=== DIRECTIONS ===
Write out all the data again, exactly as it stands.

=== MATERIAL ===

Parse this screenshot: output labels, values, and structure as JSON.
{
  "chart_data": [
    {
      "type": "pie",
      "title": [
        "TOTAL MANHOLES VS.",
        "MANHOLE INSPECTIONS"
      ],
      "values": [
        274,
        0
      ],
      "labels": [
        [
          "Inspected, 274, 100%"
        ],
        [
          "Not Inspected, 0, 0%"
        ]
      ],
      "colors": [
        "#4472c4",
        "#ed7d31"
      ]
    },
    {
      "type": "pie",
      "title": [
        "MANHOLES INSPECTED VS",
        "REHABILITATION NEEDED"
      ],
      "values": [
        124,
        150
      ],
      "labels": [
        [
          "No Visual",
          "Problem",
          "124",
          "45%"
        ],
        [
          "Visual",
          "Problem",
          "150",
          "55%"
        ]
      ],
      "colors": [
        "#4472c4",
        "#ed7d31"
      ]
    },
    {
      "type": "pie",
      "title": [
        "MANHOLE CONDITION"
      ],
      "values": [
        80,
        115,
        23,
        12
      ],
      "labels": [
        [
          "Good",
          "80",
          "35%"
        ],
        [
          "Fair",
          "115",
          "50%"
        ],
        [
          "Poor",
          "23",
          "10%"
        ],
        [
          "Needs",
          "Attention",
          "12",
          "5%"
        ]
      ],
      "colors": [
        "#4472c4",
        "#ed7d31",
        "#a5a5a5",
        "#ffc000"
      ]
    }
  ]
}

=== RESPONSE ===
Parse this screenshot: output labels, values, and structure as JSON.
{
  "chart_data": [
    {
      "type": "pie",
      "title": [
        "TOTAL MANHOLES VS.",
        "MANHOLE INSPECTIONS"
      ],
      "values": [
        274,
        0
      ],
      "labels": [
        [
          "Inspected, 274, 100%"
        ],
        [
          "Not Inspected, 0, 0%"
        ]
      ],
      "colors": [
        "#4472c4",
        "#ed7d31"
      ]
    },
    {
      "type": "pie",
      "title": [
        "MANHOLES INSPECTED VS",
        "REHABILITATION NEEDED"
      ],
      "values": [
        124,
        150
      ],
      "labels": [
        [
          "No Visual",
          "Problem",
          "124",
          "45%"
        ],
        [
          "Visual",
          "Problem",
          "150",
          "55%"
        ]
      ],
      "colors": [
        "#4472c4",
        "#ed7d31"
      ]
    },
    {
      "type": "pie",
      "title": [
        "MANHOLE CONDITION"
      ],
      "values": [
        80,
        115,
        23,
        12
      ],
      "labels": [
        [
          "Good",
          "80",
          "35%"
        ],
        [
          "Fair",
          "115",
          "50%"
        ],
        [
          "Poor",
          "23",
          "10%"
        ],
        [
          "Needs",
          "Attention",
          "12",
          "5%"
        ]
      ],
      "colors": [
        "#4472c4",
        "#ed7d31",
        "#a5a5a5",
        "#ffc000"
      ]
    }
  ]
}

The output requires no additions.